THE PROBLEM: Scan the data. Collect each line that contains the word "xlabel".

GIVEN RECORDS:
** Start **
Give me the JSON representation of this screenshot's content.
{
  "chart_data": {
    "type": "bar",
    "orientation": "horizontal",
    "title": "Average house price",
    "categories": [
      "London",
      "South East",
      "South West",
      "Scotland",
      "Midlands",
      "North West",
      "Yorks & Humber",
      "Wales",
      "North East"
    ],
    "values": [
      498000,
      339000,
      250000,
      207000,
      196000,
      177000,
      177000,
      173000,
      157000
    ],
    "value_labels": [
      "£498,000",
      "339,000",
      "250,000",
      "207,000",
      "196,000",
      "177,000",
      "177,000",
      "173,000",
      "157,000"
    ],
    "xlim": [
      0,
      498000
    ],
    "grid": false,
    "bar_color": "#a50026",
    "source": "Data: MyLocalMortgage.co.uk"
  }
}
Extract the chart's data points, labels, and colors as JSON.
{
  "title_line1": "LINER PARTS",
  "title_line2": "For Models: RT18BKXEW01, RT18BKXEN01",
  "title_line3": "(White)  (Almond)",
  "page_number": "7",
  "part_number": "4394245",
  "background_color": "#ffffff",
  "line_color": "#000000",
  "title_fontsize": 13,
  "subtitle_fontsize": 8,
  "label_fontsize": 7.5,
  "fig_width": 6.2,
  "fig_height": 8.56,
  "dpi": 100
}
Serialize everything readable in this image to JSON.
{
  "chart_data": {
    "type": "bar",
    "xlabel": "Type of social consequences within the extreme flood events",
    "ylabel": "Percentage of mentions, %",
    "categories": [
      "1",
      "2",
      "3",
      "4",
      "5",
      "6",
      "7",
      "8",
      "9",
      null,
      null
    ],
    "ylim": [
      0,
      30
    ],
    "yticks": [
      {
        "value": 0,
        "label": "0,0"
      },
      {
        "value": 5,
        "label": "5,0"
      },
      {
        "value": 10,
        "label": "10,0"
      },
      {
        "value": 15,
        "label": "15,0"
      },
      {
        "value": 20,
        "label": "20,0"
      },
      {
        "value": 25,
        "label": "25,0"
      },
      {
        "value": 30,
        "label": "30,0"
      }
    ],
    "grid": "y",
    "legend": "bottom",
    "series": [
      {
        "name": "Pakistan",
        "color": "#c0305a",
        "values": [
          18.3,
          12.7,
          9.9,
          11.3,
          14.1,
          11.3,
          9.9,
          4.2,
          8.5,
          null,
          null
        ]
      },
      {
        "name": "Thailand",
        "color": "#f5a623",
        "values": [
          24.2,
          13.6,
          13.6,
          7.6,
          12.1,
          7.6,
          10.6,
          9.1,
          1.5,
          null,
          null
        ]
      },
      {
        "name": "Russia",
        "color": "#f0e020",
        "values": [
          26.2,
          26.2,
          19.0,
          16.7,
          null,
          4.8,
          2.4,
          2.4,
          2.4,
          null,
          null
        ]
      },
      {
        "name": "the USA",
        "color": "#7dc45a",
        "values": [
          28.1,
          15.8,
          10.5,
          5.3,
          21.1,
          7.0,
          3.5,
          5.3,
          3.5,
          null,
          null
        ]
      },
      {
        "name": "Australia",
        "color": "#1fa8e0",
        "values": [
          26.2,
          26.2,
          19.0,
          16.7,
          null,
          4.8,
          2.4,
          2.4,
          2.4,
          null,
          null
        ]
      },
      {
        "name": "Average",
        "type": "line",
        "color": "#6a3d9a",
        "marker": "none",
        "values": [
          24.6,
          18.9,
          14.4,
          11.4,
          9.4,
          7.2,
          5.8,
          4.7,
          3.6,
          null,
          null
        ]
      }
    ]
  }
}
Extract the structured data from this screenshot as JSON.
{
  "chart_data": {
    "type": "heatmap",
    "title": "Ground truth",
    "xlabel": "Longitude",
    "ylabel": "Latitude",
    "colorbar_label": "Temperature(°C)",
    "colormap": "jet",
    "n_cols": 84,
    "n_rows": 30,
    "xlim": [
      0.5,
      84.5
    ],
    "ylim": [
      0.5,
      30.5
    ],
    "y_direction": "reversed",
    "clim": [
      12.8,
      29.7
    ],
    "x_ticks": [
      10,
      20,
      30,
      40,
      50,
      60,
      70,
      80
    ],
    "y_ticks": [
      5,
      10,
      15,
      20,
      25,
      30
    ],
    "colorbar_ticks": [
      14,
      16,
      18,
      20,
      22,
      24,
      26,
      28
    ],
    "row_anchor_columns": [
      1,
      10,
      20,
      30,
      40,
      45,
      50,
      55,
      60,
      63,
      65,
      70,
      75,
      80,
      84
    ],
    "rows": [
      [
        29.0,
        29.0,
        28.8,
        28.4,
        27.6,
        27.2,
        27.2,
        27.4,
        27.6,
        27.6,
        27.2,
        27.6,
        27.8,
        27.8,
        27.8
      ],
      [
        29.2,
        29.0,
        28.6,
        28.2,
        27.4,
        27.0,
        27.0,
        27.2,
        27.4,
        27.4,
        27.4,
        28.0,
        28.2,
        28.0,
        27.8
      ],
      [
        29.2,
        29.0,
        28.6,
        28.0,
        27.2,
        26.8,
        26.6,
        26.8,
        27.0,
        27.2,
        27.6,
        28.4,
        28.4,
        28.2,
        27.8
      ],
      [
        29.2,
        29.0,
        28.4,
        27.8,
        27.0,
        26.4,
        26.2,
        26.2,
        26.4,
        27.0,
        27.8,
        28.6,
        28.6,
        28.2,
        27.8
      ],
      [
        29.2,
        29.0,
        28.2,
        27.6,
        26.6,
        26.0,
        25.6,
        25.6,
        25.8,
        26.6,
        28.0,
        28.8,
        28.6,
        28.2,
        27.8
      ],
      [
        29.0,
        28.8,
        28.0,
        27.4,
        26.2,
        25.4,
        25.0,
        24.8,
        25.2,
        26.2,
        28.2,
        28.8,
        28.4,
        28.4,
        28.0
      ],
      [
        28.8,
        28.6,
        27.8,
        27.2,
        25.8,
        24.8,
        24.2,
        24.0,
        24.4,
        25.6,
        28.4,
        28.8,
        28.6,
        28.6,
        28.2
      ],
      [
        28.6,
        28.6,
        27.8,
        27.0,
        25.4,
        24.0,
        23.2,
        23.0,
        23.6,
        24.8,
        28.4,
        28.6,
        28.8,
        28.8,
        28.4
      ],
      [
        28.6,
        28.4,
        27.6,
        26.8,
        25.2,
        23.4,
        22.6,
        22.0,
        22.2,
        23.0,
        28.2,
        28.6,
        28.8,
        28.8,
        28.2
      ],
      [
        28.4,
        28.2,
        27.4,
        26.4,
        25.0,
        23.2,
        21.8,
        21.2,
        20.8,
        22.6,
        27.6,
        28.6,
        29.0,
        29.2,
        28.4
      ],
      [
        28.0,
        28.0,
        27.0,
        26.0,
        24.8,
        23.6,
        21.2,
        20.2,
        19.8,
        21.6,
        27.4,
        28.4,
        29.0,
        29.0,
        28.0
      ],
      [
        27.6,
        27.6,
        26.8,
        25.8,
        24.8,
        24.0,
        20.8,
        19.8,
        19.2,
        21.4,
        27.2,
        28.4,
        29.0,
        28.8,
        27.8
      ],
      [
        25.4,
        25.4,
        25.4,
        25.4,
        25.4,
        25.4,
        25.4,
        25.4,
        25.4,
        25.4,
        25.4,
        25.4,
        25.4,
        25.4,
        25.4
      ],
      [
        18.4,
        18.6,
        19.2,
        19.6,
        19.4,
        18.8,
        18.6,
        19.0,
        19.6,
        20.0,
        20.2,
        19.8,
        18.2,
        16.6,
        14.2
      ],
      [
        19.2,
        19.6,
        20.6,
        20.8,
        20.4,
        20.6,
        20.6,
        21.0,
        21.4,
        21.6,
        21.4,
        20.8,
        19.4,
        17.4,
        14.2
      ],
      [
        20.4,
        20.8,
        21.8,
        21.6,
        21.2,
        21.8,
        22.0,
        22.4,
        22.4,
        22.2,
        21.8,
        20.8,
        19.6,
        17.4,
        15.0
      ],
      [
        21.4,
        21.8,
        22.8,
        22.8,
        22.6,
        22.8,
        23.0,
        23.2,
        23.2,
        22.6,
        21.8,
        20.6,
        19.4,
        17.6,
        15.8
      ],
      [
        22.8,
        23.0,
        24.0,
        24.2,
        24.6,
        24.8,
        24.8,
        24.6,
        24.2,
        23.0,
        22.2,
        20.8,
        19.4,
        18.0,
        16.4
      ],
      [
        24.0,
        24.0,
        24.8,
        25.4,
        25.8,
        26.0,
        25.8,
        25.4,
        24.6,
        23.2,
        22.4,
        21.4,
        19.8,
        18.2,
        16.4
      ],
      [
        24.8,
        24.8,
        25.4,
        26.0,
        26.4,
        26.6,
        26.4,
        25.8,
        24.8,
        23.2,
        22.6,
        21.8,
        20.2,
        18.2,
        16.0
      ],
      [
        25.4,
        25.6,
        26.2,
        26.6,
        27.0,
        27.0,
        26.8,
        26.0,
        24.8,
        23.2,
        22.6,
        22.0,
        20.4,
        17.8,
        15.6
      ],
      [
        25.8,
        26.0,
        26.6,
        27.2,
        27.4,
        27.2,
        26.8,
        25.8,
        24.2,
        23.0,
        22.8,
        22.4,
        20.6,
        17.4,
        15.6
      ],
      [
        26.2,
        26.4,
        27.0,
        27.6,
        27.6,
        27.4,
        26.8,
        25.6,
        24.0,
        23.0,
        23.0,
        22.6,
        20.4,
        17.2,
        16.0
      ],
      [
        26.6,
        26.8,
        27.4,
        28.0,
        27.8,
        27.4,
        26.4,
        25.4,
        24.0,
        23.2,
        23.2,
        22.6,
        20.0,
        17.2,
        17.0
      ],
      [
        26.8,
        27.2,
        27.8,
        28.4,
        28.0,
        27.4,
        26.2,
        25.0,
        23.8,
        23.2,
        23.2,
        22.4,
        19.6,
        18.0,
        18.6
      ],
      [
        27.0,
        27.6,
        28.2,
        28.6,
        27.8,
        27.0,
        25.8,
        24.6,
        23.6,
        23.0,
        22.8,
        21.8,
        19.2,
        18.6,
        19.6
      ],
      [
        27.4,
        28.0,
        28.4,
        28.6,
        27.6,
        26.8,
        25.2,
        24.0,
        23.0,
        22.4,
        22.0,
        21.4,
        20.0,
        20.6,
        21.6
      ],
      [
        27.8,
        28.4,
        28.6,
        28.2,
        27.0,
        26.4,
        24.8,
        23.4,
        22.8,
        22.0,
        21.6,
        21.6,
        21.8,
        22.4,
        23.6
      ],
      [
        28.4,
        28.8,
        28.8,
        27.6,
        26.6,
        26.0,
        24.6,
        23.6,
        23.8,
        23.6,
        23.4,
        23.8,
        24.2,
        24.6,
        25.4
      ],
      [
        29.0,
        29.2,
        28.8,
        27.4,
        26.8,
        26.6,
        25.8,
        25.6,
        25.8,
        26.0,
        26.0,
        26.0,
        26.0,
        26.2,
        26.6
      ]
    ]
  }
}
** End **
IN RESPONSE:
    "xlabel": "Type of social consequences within the extreme flood events",
    "xlabel": "Longitude",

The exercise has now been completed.